# [GIVEN PROBLEM]
Check each line of the data below for the word "BucT", then extract the ones that have it.

# [INPUT ROWS]
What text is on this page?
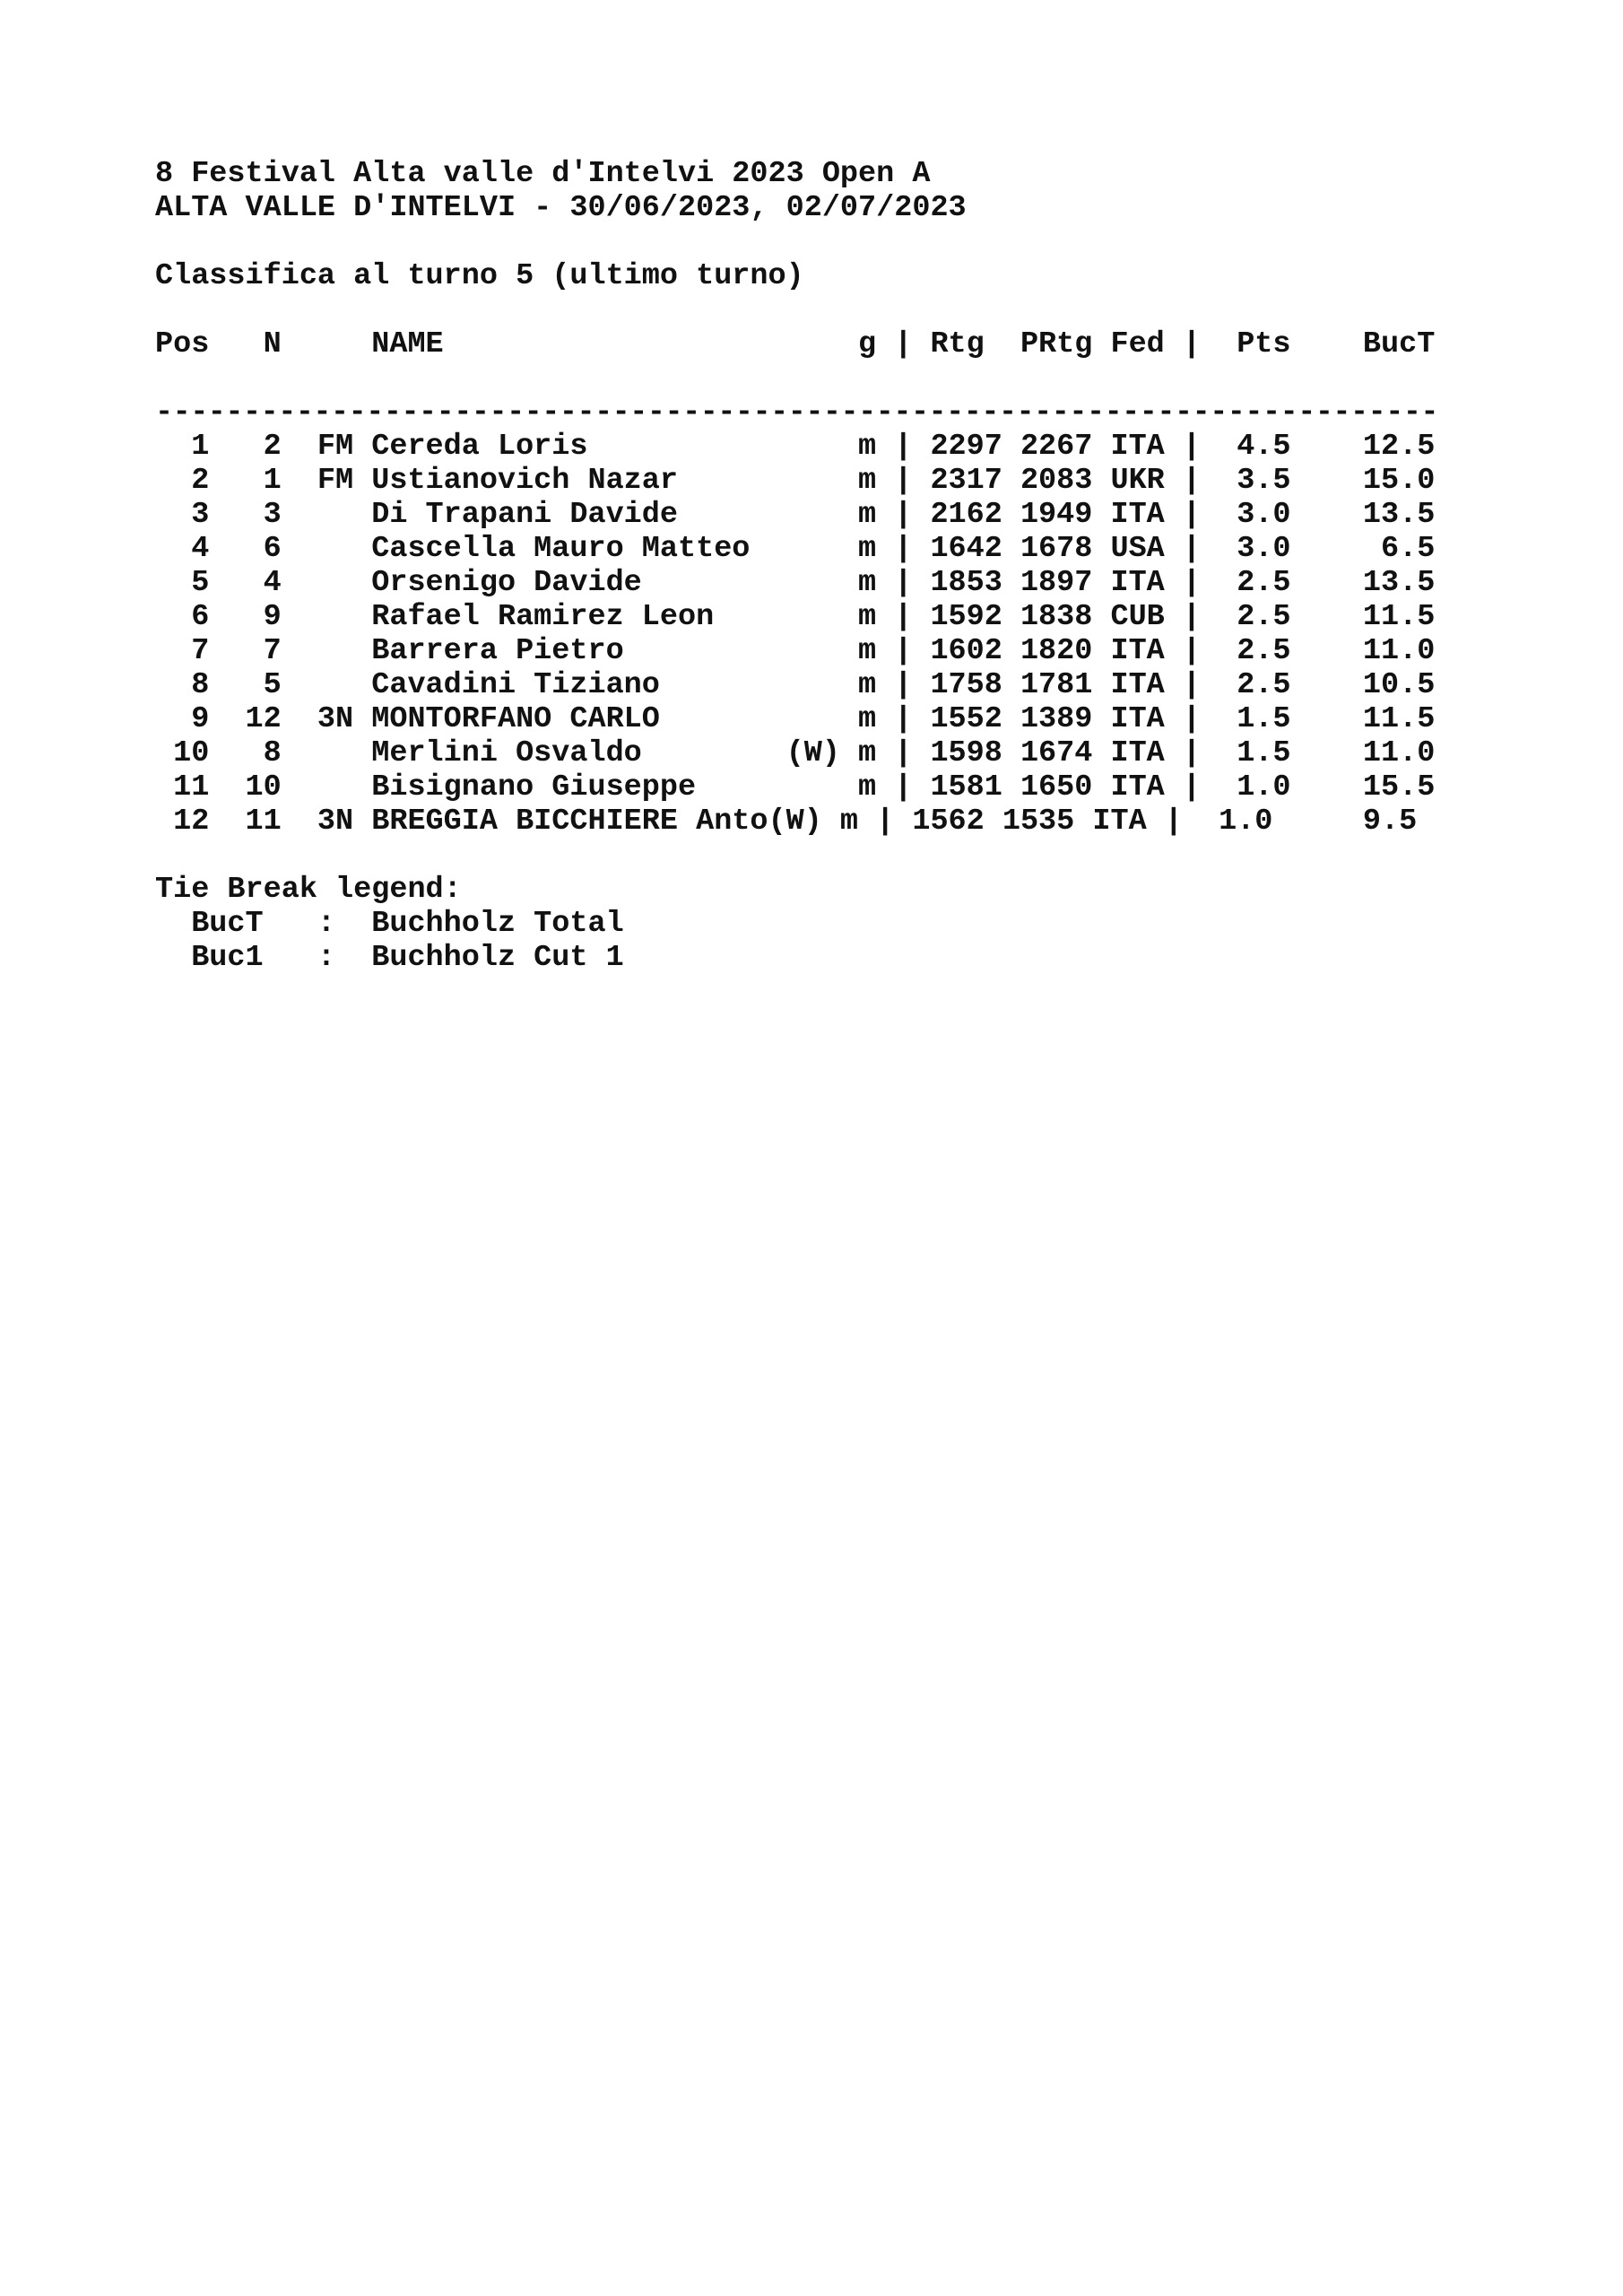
8 Festival Alta valle d'Intelvi 2023 Open A
ALTA VALLE D'INTELVI - 30/06/2023, 02/07/2023
Classifica al turno 5 (ultimo turno)
Pos   N     NAME                       g | Rtg  PRtg Fed |  Pts    BucT
-------------------------------------------------------------------------
1   2  FM Cereda Loris               m | 2297 2267 ITA |  4.5    12.5
2   1  FM Ustianovich Nazar          m | 2317 2083 UKR |  3.5    15.0
3   3     Di Trapani Davide          m | 2162 1949 ITA |  3.0    13.5
4   6     Cascella Mauro Matteo      m | 1642 1678 USA |  3.0     6.5
5   4     Orsenigo Davide            m | 1853 1897 ITA |  2.5    13.5
6   9     Rafael Ramirez Leon        m | 1592 1838 CUB |  2.5    11.5
7   7     Barrera Pietro             m | 1602 1820 ITA |  2.5    11.0
8   5     Cavadini Tiziano           m | 1758 1781 ITA |  2.5    10.5
9  12  3N MONTORFANO CARLO           m | 1552 1389 ITA |  1.5    11.5
10   8     Merlini Osvaldo        (W) m | 1598 1674 ITA |  1.5    11.0
11  10     Bisignano Giuseppe         m | 1581 1650 ITA |  1.0    15.5
12  11  3N BREGGIA BICCHIERE Anto(W) m | 1562 1535 ITA |  1.0     9.5
Tie Break legend:
BucT   :  Buchholz Total
Buc1   :  Buchholz Cut 1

# [ANSWER FOR THE TASK]
Pos   N     NAME                       g | Rtg  PRtg Fed |  Pts    BucT
BucT   :  Buchholz Total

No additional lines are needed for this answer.